## Problem to work on:
List all the lines in these records that hold "BITMEX".

## Record list:
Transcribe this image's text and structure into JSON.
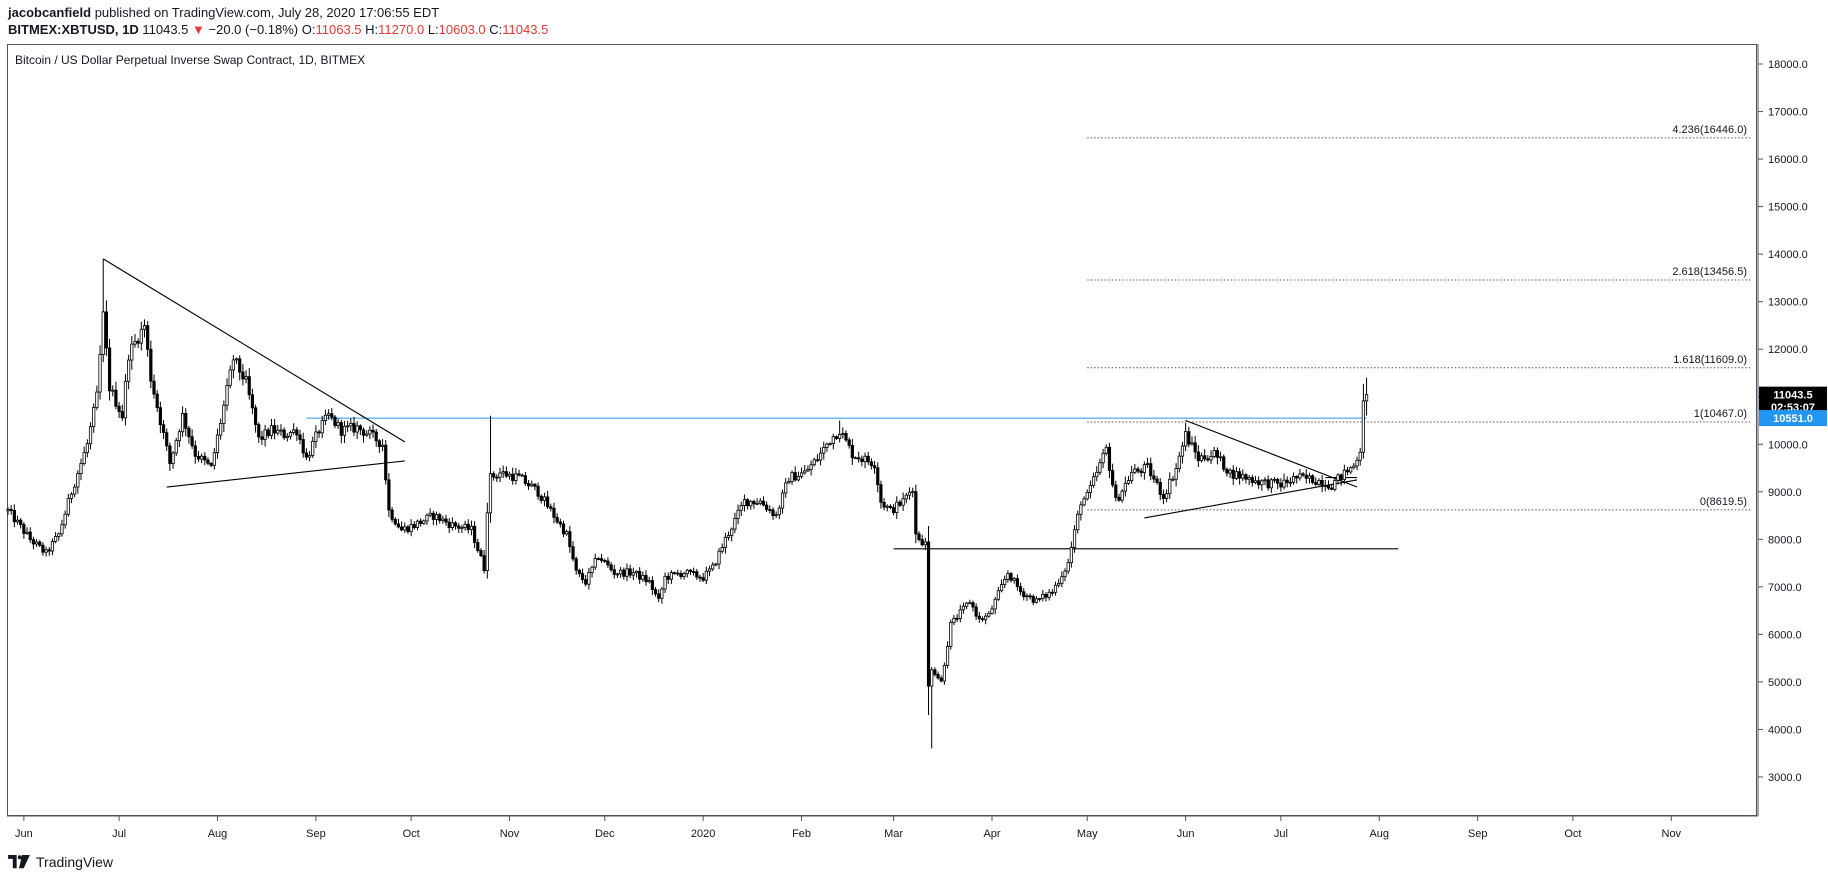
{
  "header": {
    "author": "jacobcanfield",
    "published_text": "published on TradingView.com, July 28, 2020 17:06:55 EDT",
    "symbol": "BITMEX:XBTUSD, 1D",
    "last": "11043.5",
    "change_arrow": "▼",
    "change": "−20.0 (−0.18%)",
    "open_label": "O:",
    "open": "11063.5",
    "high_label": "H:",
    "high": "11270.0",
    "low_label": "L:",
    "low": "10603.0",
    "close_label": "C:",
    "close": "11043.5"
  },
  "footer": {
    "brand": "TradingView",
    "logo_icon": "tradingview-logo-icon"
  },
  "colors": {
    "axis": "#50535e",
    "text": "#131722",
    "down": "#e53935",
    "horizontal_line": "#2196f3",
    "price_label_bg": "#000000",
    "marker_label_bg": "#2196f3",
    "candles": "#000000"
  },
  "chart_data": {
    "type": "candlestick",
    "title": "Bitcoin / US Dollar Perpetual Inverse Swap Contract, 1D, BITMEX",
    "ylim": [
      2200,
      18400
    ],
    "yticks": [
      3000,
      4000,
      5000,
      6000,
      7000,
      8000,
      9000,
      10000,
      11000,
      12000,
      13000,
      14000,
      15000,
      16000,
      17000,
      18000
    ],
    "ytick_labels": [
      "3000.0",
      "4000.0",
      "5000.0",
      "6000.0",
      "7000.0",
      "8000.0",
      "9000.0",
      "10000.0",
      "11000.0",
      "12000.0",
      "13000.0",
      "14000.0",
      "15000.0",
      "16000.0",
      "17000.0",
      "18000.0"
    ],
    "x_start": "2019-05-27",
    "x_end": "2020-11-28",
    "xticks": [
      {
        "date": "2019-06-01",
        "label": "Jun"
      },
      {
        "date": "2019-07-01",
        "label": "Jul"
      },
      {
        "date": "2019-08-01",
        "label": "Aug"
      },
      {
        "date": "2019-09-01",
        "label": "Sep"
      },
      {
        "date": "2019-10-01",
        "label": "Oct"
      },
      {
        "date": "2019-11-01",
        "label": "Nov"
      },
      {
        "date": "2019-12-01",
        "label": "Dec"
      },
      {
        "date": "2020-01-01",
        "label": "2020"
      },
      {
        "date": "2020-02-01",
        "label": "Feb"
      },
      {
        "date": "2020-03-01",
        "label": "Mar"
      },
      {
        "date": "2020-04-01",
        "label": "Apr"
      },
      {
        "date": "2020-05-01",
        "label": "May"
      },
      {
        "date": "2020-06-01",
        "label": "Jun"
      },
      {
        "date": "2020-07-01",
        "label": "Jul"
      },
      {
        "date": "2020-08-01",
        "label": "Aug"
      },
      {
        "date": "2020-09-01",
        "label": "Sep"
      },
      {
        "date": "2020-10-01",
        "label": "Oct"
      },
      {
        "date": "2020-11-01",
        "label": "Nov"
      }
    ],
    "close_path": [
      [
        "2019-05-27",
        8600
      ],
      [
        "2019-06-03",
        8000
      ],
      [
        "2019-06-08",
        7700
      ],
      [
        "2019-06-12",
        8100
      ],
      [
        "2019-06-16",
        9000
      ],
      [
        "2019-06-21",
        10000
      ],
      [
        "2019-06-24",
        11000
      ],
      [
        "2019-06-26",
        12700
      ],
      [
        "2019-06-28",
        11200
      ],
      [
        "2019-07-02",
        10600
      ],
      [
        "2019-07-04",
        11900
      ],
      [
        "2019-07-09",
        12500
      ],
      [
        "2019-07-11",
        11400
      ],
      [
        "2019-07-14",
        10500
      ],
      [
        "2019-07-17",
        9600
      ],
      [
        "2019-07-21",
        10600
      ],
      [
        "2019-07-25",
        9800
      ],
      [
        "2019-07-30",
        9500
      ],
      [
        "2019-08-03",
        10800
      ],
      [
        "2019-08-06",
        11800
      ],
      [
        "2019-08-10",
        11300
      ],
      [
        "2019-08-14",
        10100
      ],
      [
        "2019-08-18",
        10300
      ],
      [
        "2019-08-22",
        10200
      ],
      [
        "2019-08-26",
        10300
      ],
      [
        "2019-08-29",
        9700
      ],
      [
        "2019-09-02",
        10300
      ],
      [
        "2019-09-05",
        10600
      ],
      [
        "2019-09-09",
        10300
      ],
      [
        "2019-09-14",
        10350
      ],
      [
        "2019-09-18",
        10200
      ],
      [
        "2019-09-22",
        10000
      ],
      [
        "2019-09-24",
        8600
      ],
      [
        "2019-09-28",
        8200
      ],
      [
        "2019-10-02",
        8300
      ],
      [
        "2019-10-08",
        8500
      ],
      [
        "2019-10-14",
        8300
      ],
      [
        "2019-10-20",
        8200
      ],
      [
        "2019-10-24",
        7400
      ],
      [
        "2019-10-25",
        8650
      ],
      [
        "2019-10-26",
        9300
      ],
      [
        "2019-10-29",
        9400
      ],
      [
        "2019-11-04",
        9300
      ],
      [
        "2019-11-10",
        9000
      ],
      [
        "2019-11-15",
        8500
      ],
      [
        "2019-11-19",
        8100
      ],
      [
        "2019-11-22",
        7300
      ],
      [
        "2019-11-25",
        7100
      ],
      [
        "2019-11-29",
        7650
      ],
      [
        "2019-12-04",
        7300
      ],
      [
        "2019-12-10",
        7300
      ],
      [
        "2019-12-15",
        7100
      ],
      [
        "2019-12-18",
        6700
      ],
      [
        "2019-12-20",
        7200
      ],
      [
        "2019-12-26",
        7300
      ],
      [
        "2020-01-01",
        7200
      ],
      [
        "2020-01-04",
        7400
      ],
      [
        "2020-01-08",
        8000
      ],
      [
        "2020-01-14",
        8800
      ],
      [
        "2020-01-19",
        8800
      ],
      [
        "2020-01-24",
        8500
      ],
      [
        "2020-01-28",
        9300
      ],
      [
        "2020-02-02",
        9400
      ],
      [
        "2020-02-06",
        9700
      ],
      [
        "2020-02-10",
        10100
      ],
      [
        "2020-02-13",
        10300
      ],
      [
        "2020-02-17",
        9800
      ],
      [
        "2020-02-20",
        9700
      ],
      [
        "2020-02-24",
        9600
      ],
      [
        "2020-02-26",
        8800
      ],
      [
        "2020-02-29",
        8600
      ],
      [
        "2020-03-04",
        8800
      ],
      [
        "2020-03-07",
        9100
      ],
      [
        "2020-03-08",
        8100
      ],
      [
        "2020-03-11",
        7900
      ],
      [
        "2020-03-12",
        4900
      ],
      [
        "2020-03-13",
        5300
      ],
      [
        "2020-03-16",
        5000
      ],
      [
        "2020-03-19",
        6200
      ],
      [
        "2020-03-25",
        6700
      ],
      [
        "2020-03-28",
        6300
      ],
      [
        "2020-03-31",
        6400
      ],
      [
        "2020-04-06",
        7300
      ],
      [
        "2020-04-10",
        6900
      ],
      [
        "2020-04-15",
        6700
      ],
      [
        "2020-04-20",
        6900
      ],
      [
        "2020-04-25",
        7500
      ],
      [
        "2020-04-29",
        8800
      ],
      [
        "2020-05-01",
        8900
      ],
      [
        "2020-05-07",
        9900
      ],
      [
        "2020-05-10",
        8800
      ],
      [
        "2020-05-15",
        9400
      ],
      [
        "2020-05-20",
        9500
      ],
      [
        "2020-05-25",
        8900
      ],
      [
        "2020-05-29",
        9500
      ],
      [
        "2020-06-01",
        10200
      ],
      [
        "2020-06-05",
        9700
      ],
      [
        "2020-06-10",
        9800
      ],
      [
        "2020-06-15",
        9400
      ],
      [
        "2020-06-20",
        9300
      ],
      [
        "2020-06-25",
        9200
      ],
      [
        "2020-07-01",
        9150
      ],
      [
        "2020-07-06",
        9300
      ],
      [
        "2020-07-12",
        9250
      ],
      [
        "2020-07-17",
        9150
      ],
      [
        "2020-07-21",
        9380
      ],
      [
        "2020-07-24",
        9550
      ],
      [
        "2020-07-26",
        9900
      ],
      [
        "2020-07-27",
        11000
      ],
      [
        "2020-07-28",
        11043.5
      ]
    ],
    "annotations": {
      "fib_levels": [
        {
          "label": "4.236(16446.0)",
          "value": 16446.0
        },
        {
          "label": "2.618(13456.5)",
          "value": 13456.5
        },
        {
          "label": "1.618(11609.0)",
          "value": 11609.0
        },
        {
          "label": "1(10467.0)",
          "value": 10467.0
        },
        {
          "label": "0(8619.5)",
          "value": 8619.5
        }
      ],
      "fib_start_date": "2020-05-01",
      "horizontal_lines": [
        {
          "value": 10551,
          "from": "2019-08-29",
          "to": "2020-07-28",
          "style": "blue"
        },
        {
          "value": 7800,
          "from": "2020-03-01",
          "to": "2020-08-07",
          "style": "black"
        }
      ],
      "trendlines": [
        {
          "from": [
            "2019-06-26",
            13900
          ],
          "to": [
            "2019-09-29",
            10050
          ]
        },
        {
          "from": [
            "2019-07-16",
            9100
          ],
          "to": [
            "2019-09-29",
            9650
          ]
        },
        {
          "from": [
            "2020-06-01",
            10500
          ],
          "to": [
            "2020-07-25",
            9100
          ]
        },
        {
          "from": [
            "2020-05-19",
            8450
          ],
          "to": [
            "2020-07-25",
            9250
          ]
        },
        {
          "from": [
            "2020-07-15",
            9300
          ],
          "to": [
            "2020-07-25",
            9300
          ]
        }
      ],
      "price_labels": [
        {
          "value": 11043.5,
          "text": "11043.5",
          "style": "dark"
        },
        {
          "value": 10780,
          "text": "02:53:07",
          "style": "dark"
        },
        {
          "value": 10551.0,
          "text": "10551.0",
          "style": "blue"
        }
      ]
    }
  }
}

## In response:
    "symbol": "BITMEX:XBTUSD, 1D",
    "title": "Bitcoin / US Dollar Perpetual Inverse Swap Contract, 1D, BITMEX",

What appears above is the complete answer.